> _EXERCISE DETAILS_
Copy out all the records, word for word.
══════════
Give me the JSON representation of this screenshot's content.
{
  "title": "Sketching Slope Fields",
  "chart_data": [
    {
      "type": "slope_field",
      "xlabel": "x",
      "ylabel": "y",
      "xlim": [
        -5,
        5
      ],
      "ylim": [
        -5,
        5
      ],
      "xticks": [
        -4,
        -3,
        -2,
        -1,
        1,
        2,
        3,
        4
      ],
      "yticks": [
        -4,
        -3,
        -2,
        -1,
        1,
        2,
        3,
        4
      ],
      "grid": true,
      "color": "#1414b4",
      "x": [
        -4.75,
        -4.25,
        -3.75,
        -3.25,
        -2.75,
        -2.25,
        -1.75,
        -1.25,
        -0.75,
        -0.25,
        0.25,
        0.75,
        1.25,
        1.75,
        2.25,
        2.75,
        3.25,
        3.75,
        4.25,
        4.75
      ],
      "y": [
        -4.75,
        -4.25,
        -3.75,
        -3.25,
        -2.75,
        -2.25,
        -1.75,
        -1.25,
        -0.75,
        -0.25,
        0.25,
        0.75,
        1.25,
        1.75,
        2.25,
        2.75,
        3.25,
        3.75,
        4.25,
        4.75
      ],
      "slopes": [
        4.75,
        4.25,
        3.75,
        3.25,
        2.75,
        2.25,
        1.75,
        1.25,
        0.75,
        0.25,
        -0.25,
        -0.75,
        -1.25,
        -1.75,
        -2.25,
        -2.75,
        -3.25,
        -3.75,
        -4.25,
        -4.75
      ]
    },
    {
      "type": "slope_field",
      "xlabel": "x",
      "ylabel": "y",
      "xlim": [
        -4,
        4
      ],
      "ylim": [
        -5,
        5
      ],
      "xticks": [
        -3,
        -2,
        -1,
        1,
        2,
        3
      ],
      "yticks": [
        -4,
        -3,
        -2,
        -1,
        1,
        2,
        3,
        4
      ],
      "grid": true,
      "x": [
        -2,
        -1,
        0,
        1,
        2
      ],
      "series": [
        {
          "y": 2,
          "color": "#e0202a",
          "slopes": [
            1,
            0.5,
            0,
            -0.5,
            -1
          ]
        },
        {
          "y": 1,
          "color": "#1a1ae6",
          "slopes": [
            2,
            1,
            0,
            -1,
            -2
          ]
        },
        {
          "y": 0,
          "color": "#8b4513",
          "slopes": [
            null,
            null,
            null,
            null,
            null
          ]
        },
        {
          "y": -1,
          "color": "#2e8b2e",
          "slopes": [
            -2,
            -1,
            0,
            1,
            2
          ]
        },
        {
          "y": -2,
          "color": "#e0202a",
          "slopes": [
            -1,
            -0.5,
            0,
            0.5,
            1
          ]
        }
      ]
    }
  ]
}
══════════
> _CORRECT ANSWER_
Give me the JSON representation of this screenshot's content.
{
  "title": "Sketching Slope Fields",
  "chart_data": [
    {
      "type": "slope_field",
      "xlabel": "x",
      "ylabel": "y",
      "xlim": [
        -5,
        5
      ],
      "ylim": [
        -5,
        5
      ],
      "xticks": [
        -4,
        -3,
        -2,
        -1,
        1,
        2,
        3,
        4
      ],
      "yticks": [
        -4,
        -3,
        -2,
        -1,
        1,
        2,
        3,
        4
      ],
      "grid": true,
      "color": "#1414b4",
      "x": [
        -4.75,
        -4.25,
        -3.75,
        -3.25,
        -2.75,
        -2.25,
        -1.75,
        -1.25,
        -0.75,
        -0.25,
        0.25,
        0.75,
        1.25,
        1.75,
        2.25,
        2.75,
        3.25,
        3.75,
        4.25,
        4.75
      ],
      "y": [
        -4.75,
        -4.25,
        -3.75,
        -3.25,
        -2.75,
        -2.25,
        -1.75,
        -1.25,
        -0.75,
        -0.25,
        0.25,
        0.75,
        1.25,
        1.75,
        2.25,
        2.75,
        3.25,
        3.75,
        4.25,
        4.75
      ],
      "slopes": [
        4.75,
        4.25,
        3.75,
        3.25,
        2.75,
        2.25,
        1.75,
        1.25,
        0.75,
        0.25,
        -0.25,
        -0.75,
        -1.25,
        -1.75,
        -2.25,
        -2.75,
        -3.25,
        -3.75,
        -4.25,
        -4.75
      ]
    },
    {
      "type": "slope_field",
      "xlabel": "x",
      "ylabel": "y",
      "xlim": [
        -4,
        4
      ],
      "ylim": [
        -5,
        5
      ],
      "xticks": [
        -3,
        -2,
        -1,
        1,
        2,
        3
      ],
      "yticks": [
        -4,
        -3,
        -2,
        -1,
        1,
        2,
        3,
        4
      ],
      "grid": true,
      "x": [
        -2,
        -1,
        0,
        1,
        2
      ],
      "series": [
        {
          "y": 2,
          "color": "#e0202a",
          "slopes": [
            1,
            0.5,
            0,
            -0.5,
            -1
          ]
        },
        {
          "y": 1,
          "color": "#1a1ae6",
          "slopes": [
            2,
            1,
            0,
            -1,
            -2
          ]
        },
        {
          "y": 0,
          "color": "#8b4513",
          "slopes": [
            null,
            null,
            null,
            null,
            null
          ]
        },
        {
          "y": -1,
          "color": "#2e8b2e",
          "slopes": [
            -2,
            -1,
            0,
            1,
            2
          ]
        },
        {
          "y": -2,
          "color": "#e0202a",
          "slopes": [
            -1,
            -0.5,
            0,
            0.5,
            1
          ]
        }
      ]
    }
  ]
}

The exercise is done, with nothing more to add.